Entries from a visual dataset:
====================

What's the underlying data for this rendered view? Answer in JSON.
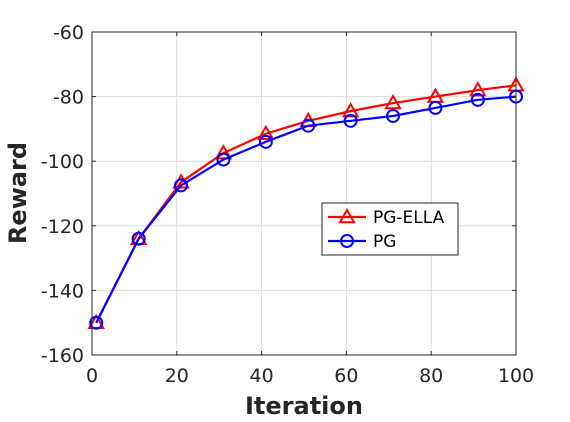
{
  "chart_data": {
    "type": "line",
    "title": "",
    "xlabel": "Iteration",
    "ylabel": "Reward",
    "xlim": [
      0,
      100
    ],
    "ylim": [
      -160,
      -60
    ],
    "xticks": [
      0,
      20,
      40,
      60,
      80,
      100
    ],
    "yticks": [
      -160,
      -140,
      -120,
      -100,
      -80,
      -60
    ],
    "xtick_labels": [
      "0",
      "20",
      "40",
      "60",
      "80",
      "100"
    ],
    "ytick_labels": [
      "-160",
      "-140",
      "-120",
      "-100",
      "-80",
      "-60"
    ],
    "grid": true,
    "legend_position": "center-right",
    "series": [
      {
        "name": "PG-ELLA",
        "color": "#ff0000",
        "marker": "triangle",
        "x": [
          1,
          11,
          21,
          31,
          41,
          51,
          61,
          71,
          81,
          91,
          100
        ],
        "y": [
          -150,
          -124,
          -106.5,
          -97.5,
          -91.5,
          -87.5,
          -84.5,
          -82,
          -80,
          -78,
          -76.5
        ]
      },
      {
        "name": "PG",
        "color": "#0000ff",
        "marker": "circle",
        "x": [
          1,
          11,
          21,
          31,
          41,
          51,
          61,
          71,
          81,
          91,
          100
        ],
        "y": [
          -150,
          -124,
          -107.5,
          -99.5,
          -94,
          -89,
          -87.5,
          -86,
          -83.5,
          -81,
          -80
        ]
      }
    ]
  }
}
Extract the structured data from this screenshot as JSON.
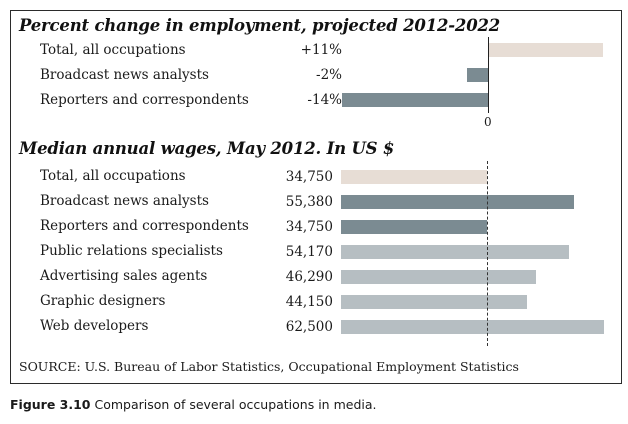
{
  "chart_data": [
    {
      "type": "bar",
      "orientation": "horizontal",
      "title": "Percent change in employment, projected 2012-2022",
      "categories": [
        "Total, all occupations",
        "Broadcast news analysts",
        "Reporters and correspondents"
      ],
      "values": [
        11,
        -2,
        -14
      ],
      "value_labels": [
        "+11%",
        "-2%",
        "-14%"
      ],
      "xlim": [
        -14,
        11
      ],
      "zero_tick_label": "0",
      "colors": [
        "#e7ddd5",
        "#7b8b92",
        "#7b8b92"
      ]
    },
    {
      "type": "bar",
      "orientation": "horizontal",
      "title": "Median annual wages, May 2012. In US $",
      "categories": [
        "Total, all occupations",
        "Broadcast news analysts",
        "Reporters and correspondents",
        "Public relations specialists",
        "Advertising sales agents",
        "Graphic designers",
        "Web developers"
      ],
      "values": [
        34750,
        55380,
        34750,
        54170,
        46290,
        44150,
        62500
      ],
      "value_labels": [
        "34,750",
        "55,380",
        "34,750",
        "54,170",
        "46,290",
        "44,150",
        "62,500"
      ],
      "xlim": [
        0,
        62500
      ],
      "reference_line": 34750,
      "colors": [
        "#e7ddd5",
        "#7b8b92",
        "#7b8b92",
        "#b6bec2",
        "#b6bec2",
        "#b6bec2",
        "#b6bec2"
      ]
    }
  ],
  "source": "SOURCE: U.S. Bureau of Labor Statistics, Occupational Employment Statistics",
  "caption": {
    "figure_label": "Figure 3.10",
    "text": "Comparison of several occupations in media."
  }
}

====================

• **Aim**
Reproduce the entries above word for word. Pictures stay out.

• **Exercise result**
What's the underlying data for this rendered view? Answer in JSON.
{
  "chart_data": {
    "type": "line",
    "title": "",
    "xlabel": "Iteration",
    "ylabel": "Reward",
    "xlim": [
      0,
      100
    ],
    "ylim": [
      -160,
      -60
    ],
    "xticks": [
      0,
      20,
      40,
      60,
      80,
      100
    ],
    "yticks": [
      -160,
      -140,
      -120,
      -100,
      -80,
      -60
    ],
    "xtick_labels": [
      "0",
      "20",
      "40",
      "60",
      "80",
      "100"
    ],
    "ytick_labels": [
      "-160",
      "-140",
      "-120",
      "-100",
      "-80",
      "-60"
    ],
    "grid": true,
    "legend_position": "center-right",
    "series": [
      {
        "name": "PG-ELLA",
        "color": "#ff0000",
        "marker": "triangle",
        "x": [
          1,
          11,
          21,
          31,
          41,
          51,
          61,
          71,
          81,
          91,
          100
        ],
        "y": [
          -150,
          -124,
          -106.5,
          -97.5,
          -91.5,
          -87.5,
          -84.5,
          -82,
          -80,
          -78,
          -76.5
        ]
      },
      {
        "name": "PG",
        "color": "#0000ff",
        "marker": "circle",
        "x": [
          1,
          11,
          21,
          31,
          41,
          51,
          61,
          71,
          81,
          91,
          100
        ],
        "y": [
          -150,
          -124,
          -107.5,
          -99.5,
          -94,
          -89,
          -87.5,
          -86,
          -83.5,
          -81,
          -80
        ]
      }
    ]
  }
}
Extract the structured data from this screenshot as JSON.
{
  "chart_data": [
    {
      "type": "bar",
      "orientation": "horizontal",
      "title": "Percent change in employment, projected 2012-2022",
      "categories": [
        "Total, all occupations",
        "Broadcast news analysts",
        "Reporters and correspondents"
      ],
      "values": [
        11,
        -2,
        -14
      ],
      "value_labels": [
        "+11%",
        "-2%",
        "-14%"
      ],
      "xlim": [
        -14,
        11
      ],
      "zero_tick_label": "0",
      "colors": [
        "#e7ddd5",
        "#7b8b92",
        "#7b8b92"
      ]
    },
    {
      "type": "bar",
      "orientation": "horizontal",
      "title": "Median annual wages, May 2012. In US $",
      "categories": [
        "Total, all occupations",
        "Broadcast news analysts",
        "Reporters and correspondents",
        "Public relations specialists",
        "Advertising sales agents",
        "Graphic designers",
        "Web developers"
      ],
      "values": [
        34750,
        55380,
        34750,
        54170,
        46290,
        44150,
        62500
      ],
      "value_labels": [
        "34,750",
        "55,380",
        "34,750",
        "54,170",
        "46,290",
        "44,150",
        "62,500"
      ],
      "xlim": [
        0,
        62500
      ],
      "reference_line": 34750,
      "colors": [
        "#e7ddd5",
        "#7b8b92",
        "#7b8b92",
        "#b6bec2",
        "#b6bec2",
        "#b6bec2",
        "#b6bec2"
      ]
    }
  ],
  "source": "SOURCE: U.S. Bureau of Labor Statistics, Occupational Employment Statistics",
  "caption": {
    "figure_label": "Figure 3.10",
    "text": "Comparison of several occupations in media."
  }
}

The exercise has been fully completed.